**Challenge:**
List every line below containing "real".

**Source material:**
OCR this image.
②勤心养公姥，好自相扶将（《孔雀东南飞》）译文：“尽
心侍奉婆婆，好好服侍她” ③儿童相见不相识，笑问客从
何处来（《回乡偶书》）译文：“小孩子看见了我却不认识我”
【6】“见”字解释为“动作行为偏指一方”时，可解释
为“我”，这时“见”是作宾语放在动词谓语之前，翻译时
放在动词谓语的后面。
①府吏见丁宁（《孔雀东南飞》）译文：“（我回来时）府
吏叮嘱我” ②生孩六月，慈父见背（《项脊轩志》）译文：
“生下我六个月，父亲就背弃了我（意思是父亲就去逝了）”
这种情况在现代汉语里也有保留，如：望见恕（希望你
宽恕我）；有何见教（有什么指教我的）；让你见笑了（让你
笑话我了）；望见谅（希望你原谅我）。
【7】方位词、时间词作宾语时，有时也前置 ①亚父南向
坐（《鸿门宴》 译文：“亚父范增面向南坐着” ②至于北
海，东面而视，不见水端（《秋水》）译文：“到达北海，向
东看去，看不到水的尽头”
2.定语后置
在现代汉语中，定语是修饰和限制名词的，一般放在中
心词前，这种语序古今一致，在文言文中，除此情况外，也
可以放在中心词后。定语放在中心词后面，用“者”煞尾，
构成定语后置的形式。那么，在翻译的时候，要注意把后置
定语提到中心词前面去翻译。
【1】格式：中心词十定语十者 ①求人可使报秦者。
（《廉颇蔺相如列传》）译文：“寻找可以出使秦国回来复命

--

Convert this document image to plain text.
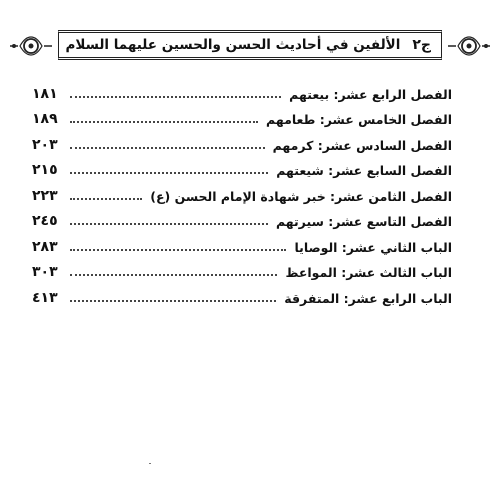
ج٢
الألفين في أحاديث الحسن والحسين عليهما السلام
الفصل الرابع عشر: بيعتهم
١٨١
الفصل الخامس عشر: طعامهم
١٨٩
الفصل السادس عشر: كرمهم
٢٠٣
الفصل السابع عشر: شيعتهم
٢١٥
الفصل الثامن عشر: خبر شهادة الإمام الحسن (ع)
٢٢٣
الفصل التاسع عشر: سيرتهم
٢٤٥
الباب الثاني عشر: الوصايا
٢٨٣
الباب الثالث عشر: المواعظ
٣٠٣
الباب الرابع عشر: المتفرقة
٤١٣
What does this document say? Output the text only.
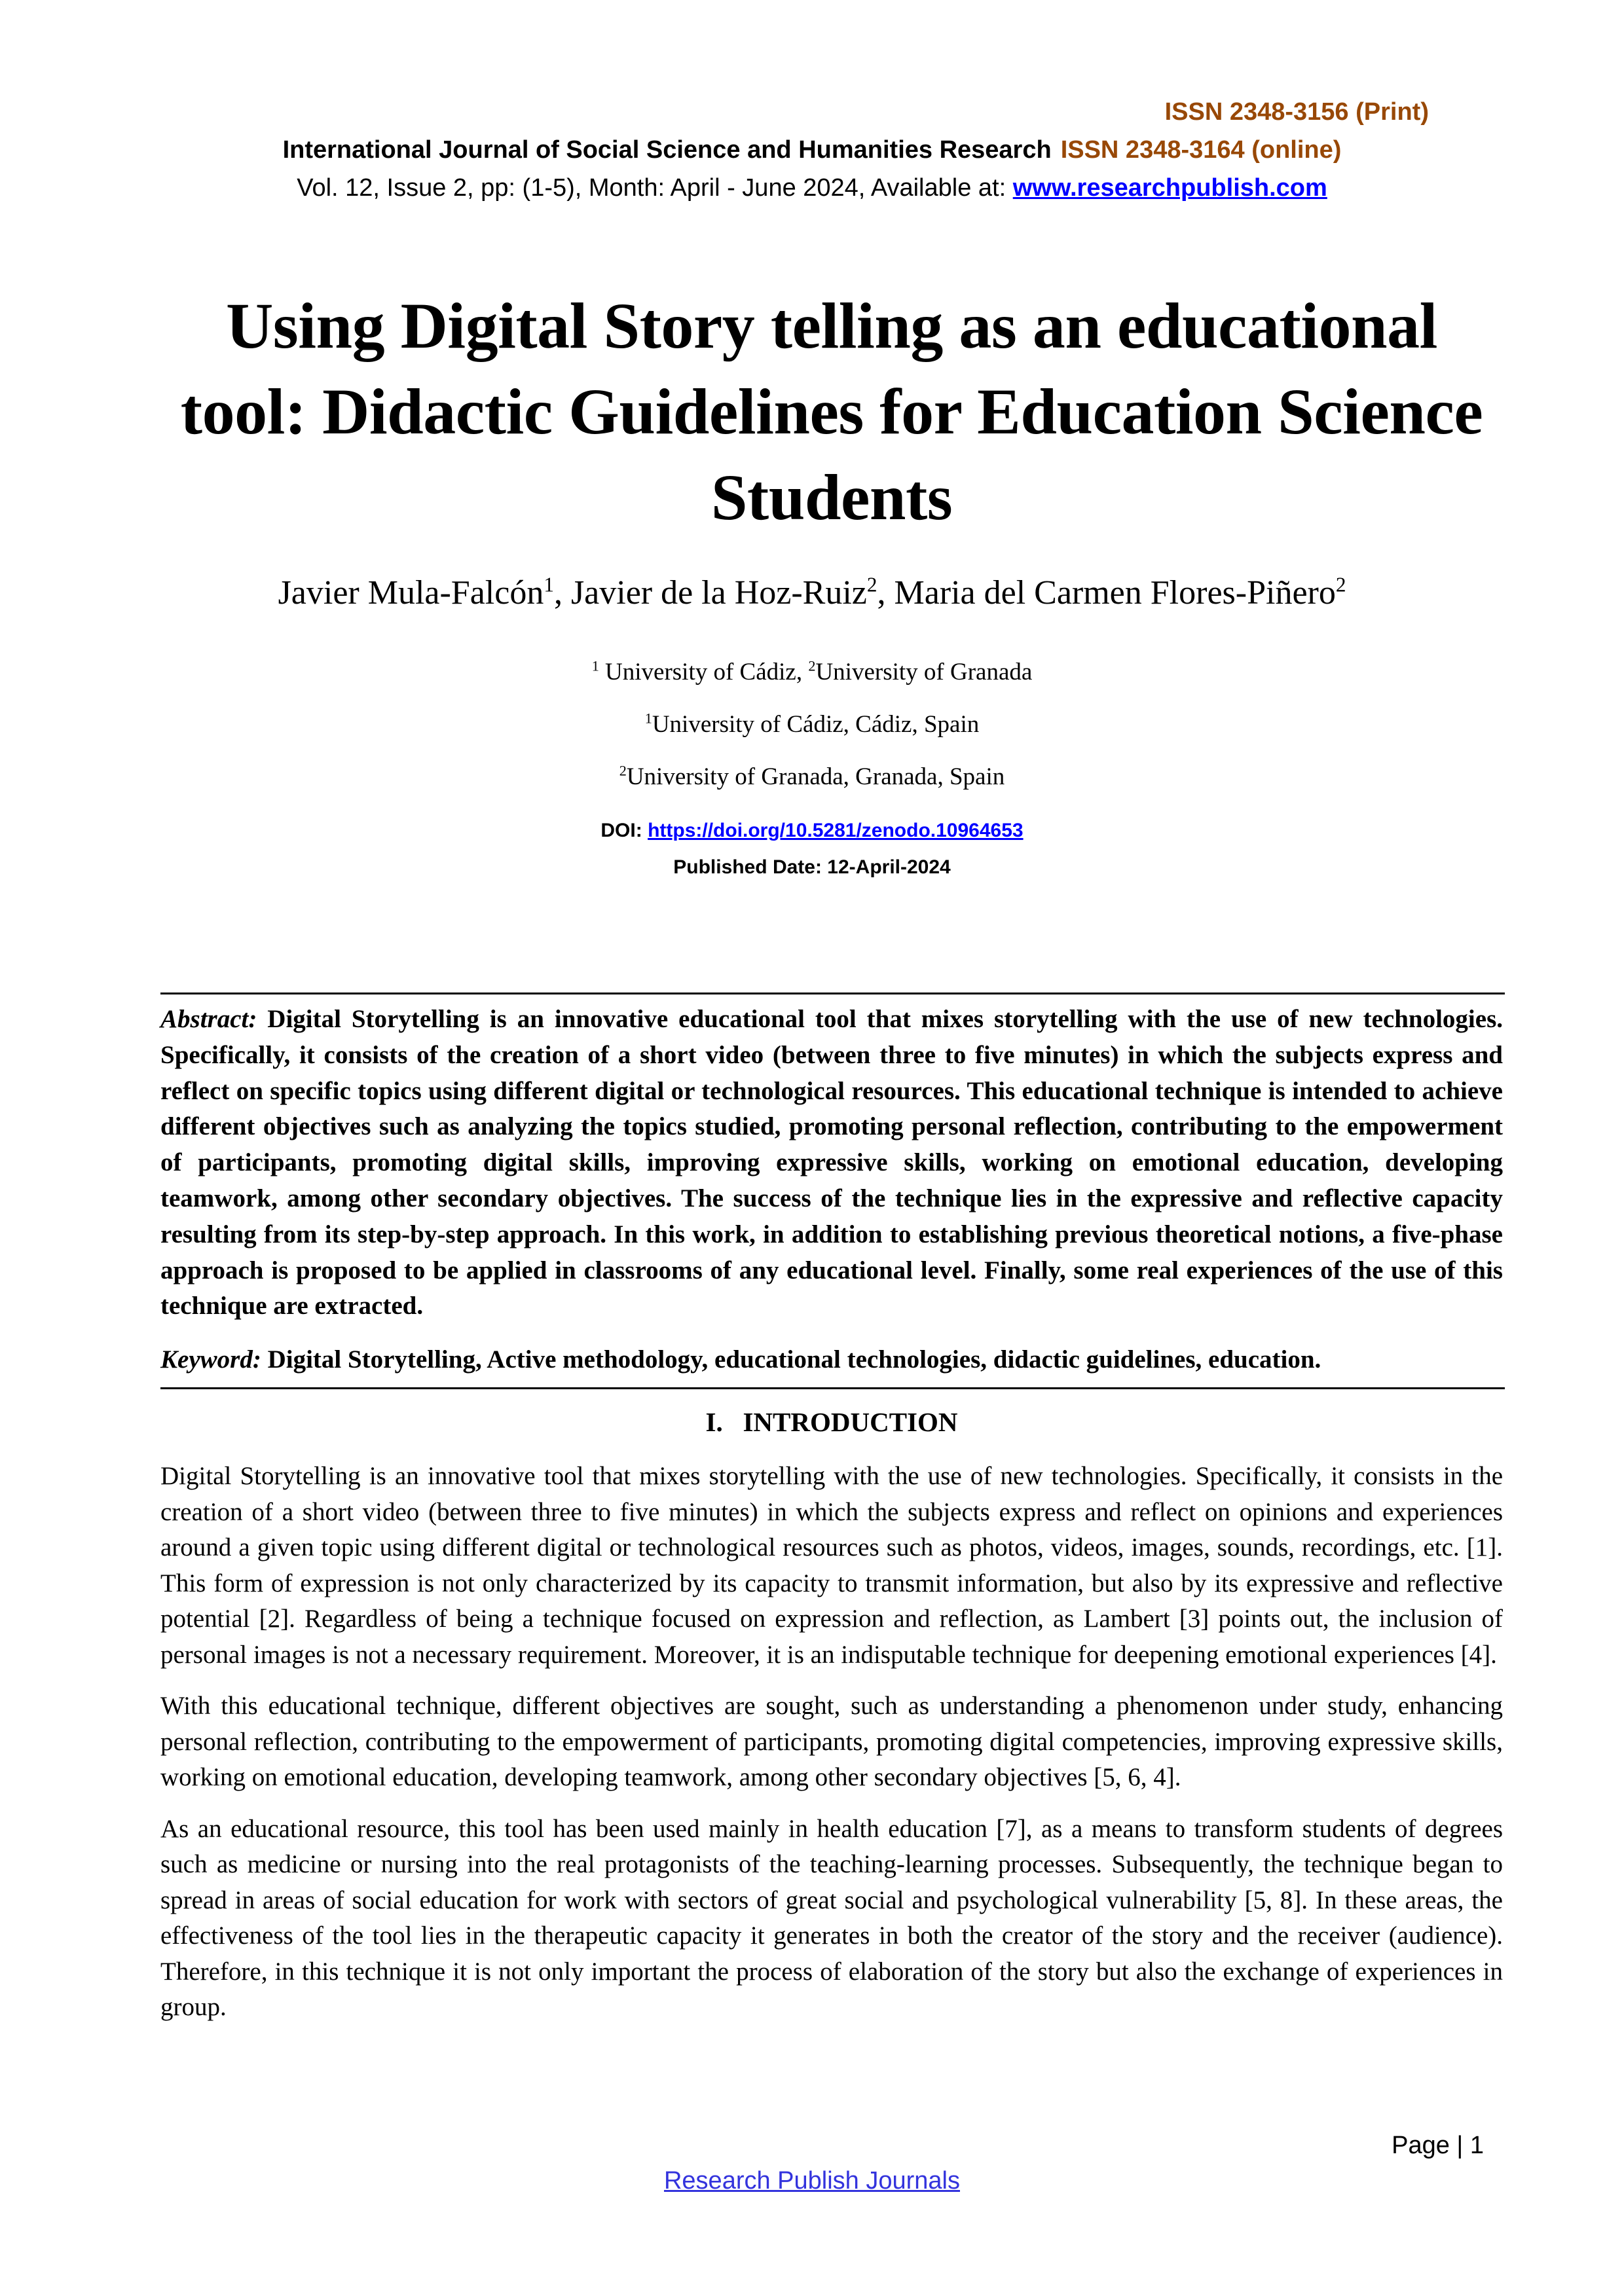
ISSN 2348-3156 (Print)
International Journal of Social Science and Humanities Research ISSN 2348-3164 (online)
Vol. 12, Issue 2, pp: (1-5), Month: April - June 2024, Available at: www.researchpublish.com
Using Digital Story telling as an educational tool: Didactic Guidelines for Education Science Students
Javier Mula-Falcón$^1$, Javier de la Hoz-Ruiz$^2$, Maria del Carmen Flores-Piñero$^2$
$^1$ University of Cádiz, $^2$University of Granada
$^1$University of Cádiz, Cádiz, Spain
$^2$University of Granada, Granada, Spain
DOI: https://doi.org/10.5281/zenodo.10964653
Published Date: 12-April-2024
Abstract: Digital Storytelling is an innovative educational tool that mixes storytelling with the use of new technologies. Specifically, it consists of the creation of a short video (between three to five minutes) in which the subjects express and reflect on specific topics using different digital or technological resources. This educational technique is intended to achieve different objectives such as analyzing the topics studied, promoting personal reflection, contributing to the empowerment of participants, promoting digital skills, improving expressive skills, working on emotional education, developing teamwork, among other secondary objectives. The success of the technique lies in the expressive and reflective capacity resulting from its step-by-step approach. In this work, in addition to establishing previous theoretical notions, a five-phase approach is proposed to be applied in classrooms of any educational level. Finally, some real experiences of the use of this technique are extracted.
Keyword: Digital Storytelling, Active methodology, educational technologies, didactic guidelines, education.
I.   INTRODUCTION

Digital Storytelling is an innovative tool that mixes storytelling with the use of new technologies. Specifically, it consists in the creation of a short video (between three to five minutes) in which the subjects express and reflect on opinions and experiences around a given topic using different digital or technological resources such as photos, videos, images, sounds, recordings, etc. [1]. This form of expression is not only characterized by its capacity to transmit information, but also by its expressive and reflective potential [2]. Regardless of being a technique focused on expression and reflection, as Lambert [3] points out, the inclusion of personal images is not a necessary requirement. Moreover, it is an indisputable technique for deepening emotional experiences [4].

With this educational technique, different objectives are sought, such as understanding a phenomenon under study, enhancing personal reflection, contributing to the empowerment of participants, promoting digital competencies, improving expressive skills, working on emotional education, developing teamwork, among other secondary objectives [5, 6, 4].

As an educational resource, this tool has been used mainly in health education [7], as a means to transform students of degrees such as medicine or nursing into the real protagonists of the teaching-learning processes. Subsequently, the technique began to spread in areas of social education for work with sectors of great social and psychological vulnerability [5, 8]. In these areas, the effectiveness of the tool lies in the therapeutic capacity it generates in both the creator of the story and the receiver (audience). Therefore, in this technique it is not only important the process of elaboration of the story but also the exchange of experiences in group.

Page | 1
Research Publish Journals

**Task result:**
Abstract: Digital Storytelling is an innovative educational tool that mixes storytelling with the use of new technologies. Specifically, it consists of the creation of a short video (between three to five minutes) in which the subjects express and reflect on specific topics using different digital or technological resources. This educational technique is intended to achieve different objectives such as analyzing the topics studied, promoting personal reflection, contributing to the empowerment of participants, promoting digital skills, improving expressive skills, working on emotional education, developing teamwork, among other secondary objectives. The success of the technique lies in the expressive and reflective capacity resulting from its step-by-step approach. In this work, in addition to establishing previous theoretical notions, a five-phase approach is proposed to be applied in classrooms of any educational level. Finally, some real experiences of the use of this technique are extracted.
As an educational resource, this tool has been used mainly in health education [7], as a means to transform students of degrees such as medicine or nursing into the real protagonists of the teaching-learning processes. Subsequently, the technique began to spread in areas of social education for work with sectors of great social and psychological vulnerability [5, 8]. In these areas, the effectiveness of the tool lies in the therapeutic capacity it generates in both the creator of the story and the receiver (audience). Therefore, in this technique it is not only important the process of elaboration of the story but also the exchange of experiences in group.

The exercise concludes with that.